_What is asked_.
Any pictures in the records below should be skipped; write out everything else exactly.

Collected data entries:
---

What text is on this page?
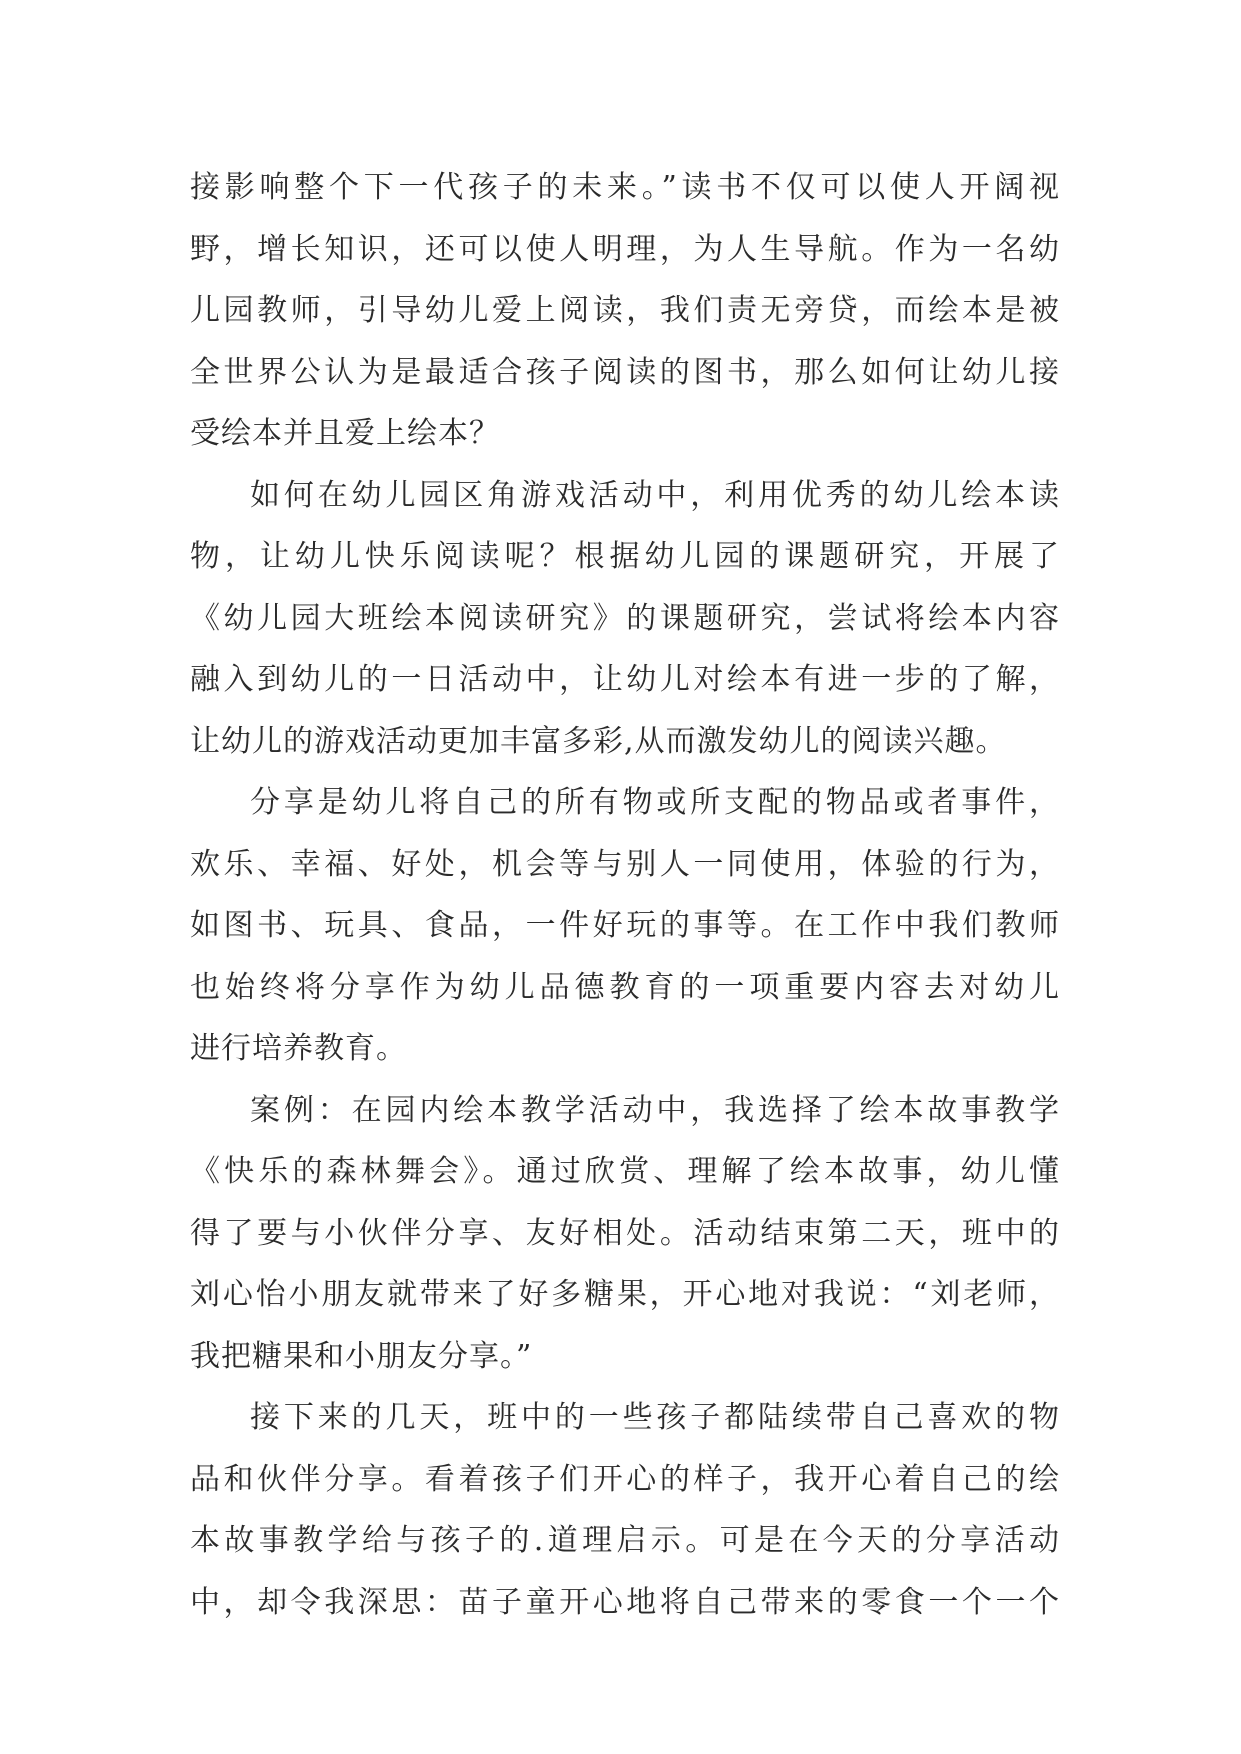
接影响整个下一代孩子的未来。”读书不仅可以使人开阔视
野，增长知识，还可以使人明理，为人生导航。作为一名幼
儿园教师，引导幼儿爱上阅读，我们责无旁贷，而绘本是被
全世界公认为是最适合孩子阅读的图书，那么如何让幼儿接
受绘本并且爱上绘本？
如何在幼儿园区角游戏活动中，利用优秀的幼儿绘本读
物，让幼儿快乐阅读呢？根据幼儿园的课题研究，开展了
《幼儿园大班绘本阅读研究》的课题研究，尝试将绘本内容
融入到幼儿的一日活动中，让幼儿对绘本有进一步的了解，
让幼儿的游戏活动更加丰富多彩,从而激发幼儿的阅读兴趣。
分享是幼儿将自己的所有物或所支配的物品或者事件，
欢乐、幸福、好处，机会等与别人一同使用，体验的行为，
如图书、玩具、食品，一件好玩的事等。在工作中我们教师
也始终将分享作为幼儿品德教育的一项重要内容去对幼儿
进行培养教育。
案例：在园内绘本教学活动中，我选择了绘本故事教学
《快乐的森林舞会》。通过欣赏、理解了绘本故事，幼儿懂
得了要与小伙伴分享、友好相处。活动结束第二天，班中的
刘心怡小朋友就带来了好多糖果，开心地对我说：“刘老师，
我把糖果和小朋友分享。”
接下来的几天，班中的一些孩子都陆续带自己喜欢的物
品和伙伴分享。看着孩子们开心的样子，我开心着自己的绘
本故事教学给与孩子的.道理启示。可是在今天的分享活动
中，却令我深思：苗子童开心地将自己带来的零食一个一个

---

_Problem solution_.
What text is on this page?
接影响整个下一代孩子的未来。”读书不仅可以使人开阔视
野，增长知识，还可以使人明理，为人生导航。作为一名幼
儿园教师，引导幼儿爱上阅读，我们责无旁贷，而绘本是被
全世界公认为是最适合孩子阅读的图书，那么如何让幼儿接
受绘本并且爱上绘本？
如何在幼儿园区角游戏活动中，利用优秀的幼儿绘本读
物，让幼儿快乐阅读呢？根据幼儿园的课题研究，开展了
《幼儿园大班绘本阅读研究》的课题研究，尝试将绘本内容
融入到幼儿的一日活动中，让幼儿对绘本有进一步的了解，
让幼儿的游戏活动更加丰富多彩,从而激发幼儿的阅读兴趣。
分享是幼儿将自己的所有物或所支配的物品或者事件，
欢乐、幸福、好处，机会等与别人一同使用，体验的行为，
如图书、玩具、食品，一件好玩的事等。在工作中我们教师
也始终将分享作为幼儿品德教育的一项重要内容去对幼儿
进行培养教育。
案例：在园内绘本教学活动中，我选择了绘本故事教学
《快乐的森林舞会》。通过欣赏、理解了绘本故事，幼儿懂
得了要与小伙伴分享、友好相处。活动结束第二天，班中的
刘心怡小朋友就带来了好多糖果，开心地对我说：“刘老师，
我把糖果和小朋友分享。”
接下来的几天，班中的一些孩子都陆续带自己喜欢的物
品和伙伴分享。看着孩子们开心的样子，我开心着自己的绘
本故事教学给与孩子的.道理启示。可是在今天的分享活动
中，却令我深思：苗子童开心地将自己带来的零食一个一个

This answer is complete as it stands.